» **DIRECTIONS FOR THIS TASK**
What you return should match every record exactly, with the images removed.

» **DATA ENTRIES**
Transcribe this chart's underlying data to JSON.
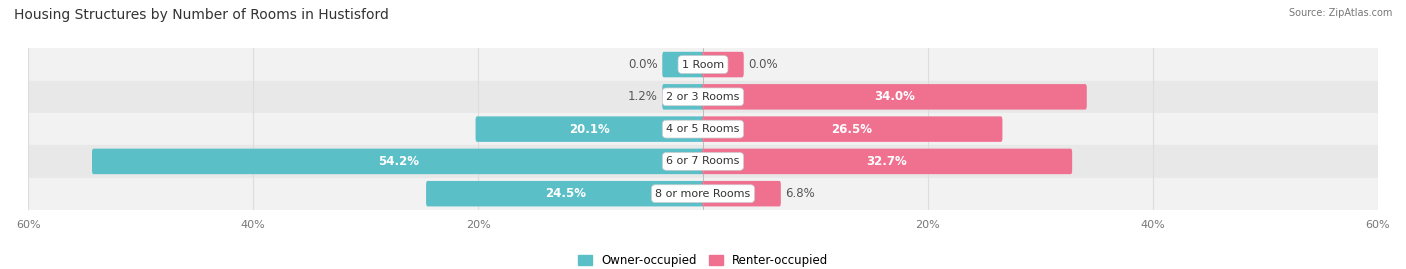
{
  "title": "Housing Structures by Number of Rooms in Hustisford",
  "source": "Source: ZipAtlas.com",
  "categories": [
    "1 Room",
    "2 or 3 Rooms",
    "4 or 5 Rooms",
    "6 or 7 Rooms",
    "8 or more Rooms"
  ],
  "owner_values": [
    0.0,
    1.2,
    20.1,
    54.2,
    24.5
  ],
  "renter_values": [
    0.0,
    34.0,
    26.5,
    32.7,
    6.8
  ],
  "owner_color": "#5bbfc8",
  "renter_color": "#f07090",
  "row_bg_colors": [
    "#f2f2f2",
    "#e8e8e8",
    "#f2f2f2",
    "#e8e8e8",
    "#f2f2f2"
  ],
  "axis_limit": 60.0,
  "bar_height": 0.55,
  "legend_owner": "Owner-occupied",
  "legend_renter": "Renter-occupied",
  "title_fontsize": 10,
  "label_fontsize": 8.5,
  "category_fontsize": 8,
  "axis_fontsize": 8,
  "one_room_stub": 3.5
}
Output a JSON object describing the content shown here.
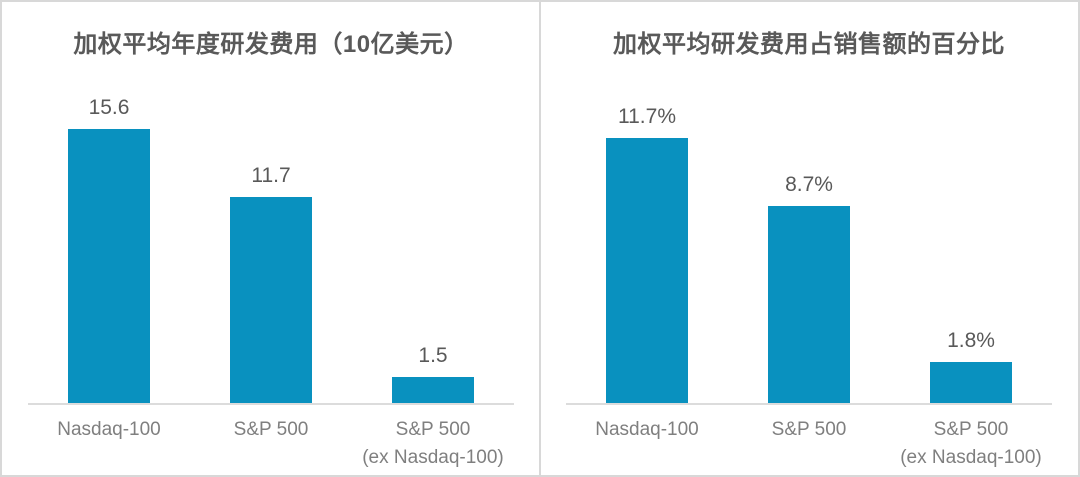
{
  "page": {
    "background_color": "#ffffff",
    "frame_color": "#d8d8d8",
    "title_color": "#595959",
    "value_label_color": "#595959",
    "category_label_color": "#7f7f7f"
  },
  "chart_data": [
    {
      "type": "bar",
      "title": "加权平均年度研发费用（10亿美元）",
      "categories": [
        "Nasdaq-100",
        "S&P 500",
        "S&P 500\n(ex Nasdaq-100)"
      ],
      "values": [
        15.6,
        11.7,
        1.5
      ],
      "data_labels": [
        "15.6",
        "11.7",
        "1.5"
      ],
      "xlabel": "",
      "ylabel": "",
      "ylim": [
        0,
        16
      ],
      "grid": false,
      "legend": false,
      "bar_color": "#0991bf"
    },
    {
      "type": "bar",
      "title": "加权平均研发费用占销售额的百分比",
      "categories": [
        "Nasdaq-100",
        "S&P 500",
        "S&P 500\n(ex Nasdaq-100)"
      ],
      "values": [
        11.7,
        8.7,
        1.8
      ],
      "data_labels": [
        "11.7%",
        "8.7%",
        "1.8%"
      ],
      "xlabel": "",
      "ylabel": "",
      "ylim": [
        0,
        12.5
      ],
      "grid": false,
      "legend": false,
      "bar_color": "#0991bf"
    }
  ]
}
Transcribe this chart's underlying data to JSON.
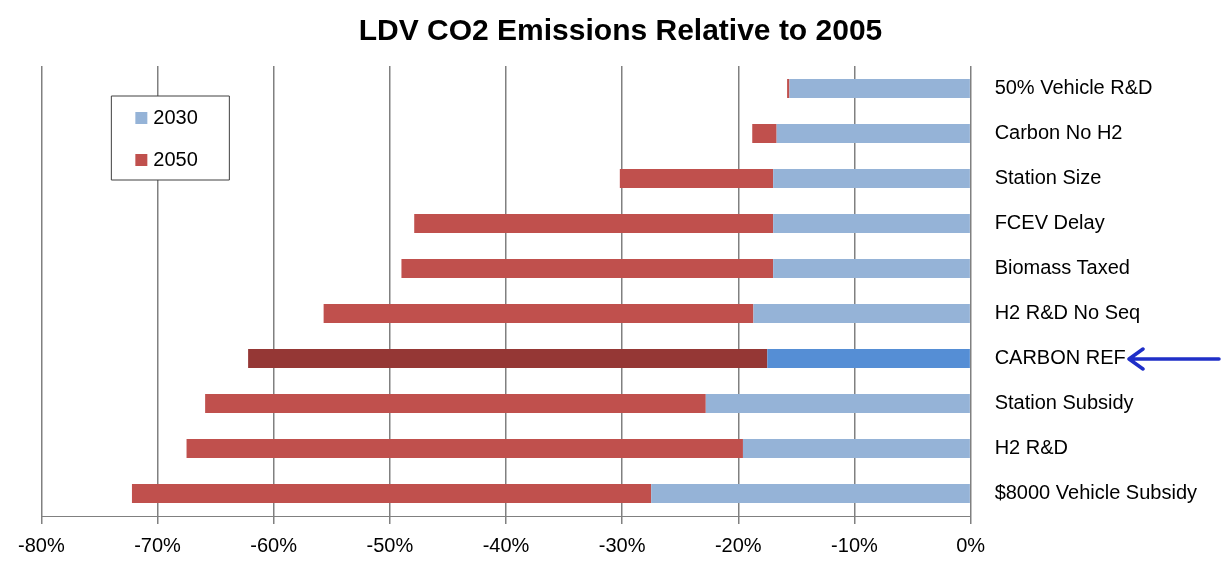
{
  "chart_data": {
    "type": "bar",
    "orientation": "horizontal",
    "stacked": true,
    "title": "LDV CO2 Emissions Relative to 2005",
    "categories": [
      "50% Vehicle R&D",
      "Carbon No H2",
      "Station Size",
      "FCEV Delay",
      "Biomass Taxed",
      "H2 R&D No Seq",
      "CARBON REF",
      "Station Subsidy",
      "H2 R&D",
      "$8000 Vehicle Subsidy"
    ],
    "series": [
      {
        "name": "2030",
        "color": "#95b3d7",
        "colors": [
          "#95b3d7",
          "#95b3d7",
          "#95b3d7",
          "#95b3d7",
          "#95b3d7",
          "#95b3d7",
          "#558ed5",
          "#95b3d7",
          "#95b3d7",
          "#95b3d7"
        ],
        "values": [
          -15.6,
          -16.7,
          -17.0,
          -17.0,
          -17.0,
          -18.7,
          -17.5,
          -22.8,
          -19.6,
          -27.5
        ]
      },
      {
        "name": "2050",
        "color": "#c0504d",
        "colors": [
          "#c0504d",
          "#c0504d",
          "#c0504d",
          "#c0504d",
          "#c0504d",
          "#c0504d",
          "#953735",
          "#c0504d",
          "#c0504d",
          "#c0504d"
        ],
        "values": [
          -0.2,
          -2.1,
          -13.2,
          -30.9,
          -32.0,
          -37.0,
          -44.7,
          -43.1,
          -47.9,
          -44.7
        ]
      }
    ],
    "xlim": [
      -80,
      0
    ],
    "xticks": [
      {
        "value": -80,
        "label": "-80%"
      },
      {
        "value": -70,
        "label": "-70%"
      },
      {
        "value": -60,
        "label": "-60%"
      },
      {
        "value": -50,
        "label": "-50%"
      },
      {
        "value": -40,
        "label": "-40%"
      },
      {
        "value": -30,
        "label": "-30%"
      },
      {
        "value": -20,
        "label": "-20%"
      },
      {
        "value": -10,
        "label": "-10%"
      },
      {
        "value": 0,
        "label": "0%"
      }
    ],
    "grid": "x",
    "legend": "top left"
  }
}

» **SOLUTION**
Transcribe this chart's underlying data to JSON.
{
  "title": "Housing Structures by Number of Rooms in Hustisford",
  "source": "Source: ZipAtlas.com",
  "categories": [
    "1 Room",
    "2 or 3 Rooms",
    "4 or 5 Rooms",
    "6 or 7 Rooms",
    "8 or more Rooms"
  ],
  "owner_values": [
    0.0,
    1.2,
    20.1,
    54.2,
    24.5
  ],
  "renter_values": [
    0.0,
    34.0,
    26.5,
    32.7,
    6.8
  ],
  "owner_color": "#5bbfc8",
  "renter_color": "#f07090",
  "row_bg_colors": [
    "#f2f2f2",
    "#e8e8e8",
    "#f2f2f2",
    "#e8e8e8",
    "#f2f2f2"
  ],
  "axis_limit": 60.0,
  "bar_height": 0.55,
  "legend_owner": "Owner-occupied",
  "legend_renter": "Renter-occupied",
  "title_fontsize": 10,
  "label_fontsize": 8.5,
  "category_fontsize": 8,
  "axis_fontsize": 8,
  "one_room_stub": 3.5
}
Output a JSON object describing the content shown here.
{
  "page": {
    "background_color": "#ffffff",
    "frame_color": "#d8d8d8",
    "title_color": "#595959",
    "value_label_color": "#595959",
    "category_label_color": "#7f7f7f"
  },
  "chart_data": [
    {
      "type": "bar",
      "title": "加权平均年度研发费用（10亿美元）",
      "categories": [
        "Nasdaq-100",
        "S&P 500",
        "S&P 500\n(ex Nasdaq-100)"
      ],
      "values": [
        15.6,
        11.7,
        1.5
      ],
      "data_labels": [
        "15.6",
        "11.7",
        "1.5"
      ],
      "xlabel": "",
      "ylabel": "",
      "ylim": [
        0,
        16
      ],
      "grid": false,
      "legend": false,
      "bar_color": "#0991bf"
    },
    {
      "type": "bar",
      "title": "加权平均研发费用占销售额的百分比",
      "categories": [
        "Nasdaq-100",
        "S&P 500",
        "S&P 500\n(ex Nasdaq-100)"
      ],
      "values": [
        11.7,
        8.7,
        1.8
      ],
      "data_labels": [
        "11.7%",
        "8.7%",
        "1.8%"
      ],
      "xlabel": "",
      "ylabel": "",
      "ylim": [
        0,
        12.5
      ],
      "grid": false,
      "legend": false,
      "bar_color": "#0991bf"
    }
  ]
}
Transcribe this chart's underlying data to JSON.
{
  "chart_data": {
    "type": "bar",
    "orientation": "horizontal",
    "stacked": true,
    "title": "LDV CO2 Emissions Relative to 2005",
    "categories": [
      "50% Vehicle R&D",
      "Carbon No H2",
      "Station Size",
      "FCEV Delay",
      "Biomass Taxed",
      "H2 R&D No Seq",
      "CARBON REF",
      "Station Subsidy",
      "H2 R&D",
      "$8000 Vehicle Subsidy"
    ],
    "series": [
      {
        "name": "2030",
        "color": "#95b3d7",
        "colors": [
          "#95b3d7",
          "#95b3d7",
          "#95b3d7",
          "#95b3d7",
          "#95b3d7",
          "#95b3d7",
          "#558ed5",
          "#95b3d7",
          "#95b3d7",
          "#95b3d7"
        ],
        "values": [
          -15.6,
          -16.7,
          -17.0,
          -17.0,
          -17.0,
          -18.7,
          -17.5,
          -22.8,
          -19.6,
          -27.5
        ]
      },
      {
        "name": "2050",
        "color": "#c0504d",
        "colors": [
          "#c0504d",
          "#c0504d",
          "#c0504d",
          "#c0504d",
          "#c0504d",
          "#c0504d",
          "#953735",
          "#c0504d",
          "#c0504d",
          "#c0504d"
        ],
        "values": [
          -0.2,
          -2.1,
          -13.2,
          -30.9,
          -32.0,
          -37.0,
          -44.7,
          -43.1,
          -47.9,
          -44.7
        ]
      }
    ],
    "xlim": [
      -80,
      0
    ],
    "xticks": [
      {
        "value": -80,
        "label": "-80%"
      },
      {
        "value": -70,
        "label": "-70%"
      },
      {
        "value": -60,
        "label": "-60%"
      },
      {
        "value": -50,
        "label": "-50%"
      },
      {
        "value": -40,
        "label": "-40%"
      },
      {
        "value": -30,
        "label": "-30%"
      },
      {
        "value": -20,
        "label": "-20%"
      },
      {
        "value": -10,
        "label": "-10%"
      },
      {
        "value": 0,
        "label": "0%"
      }
    ],
    "grid": "x",
    "legend": "top left"
  }
}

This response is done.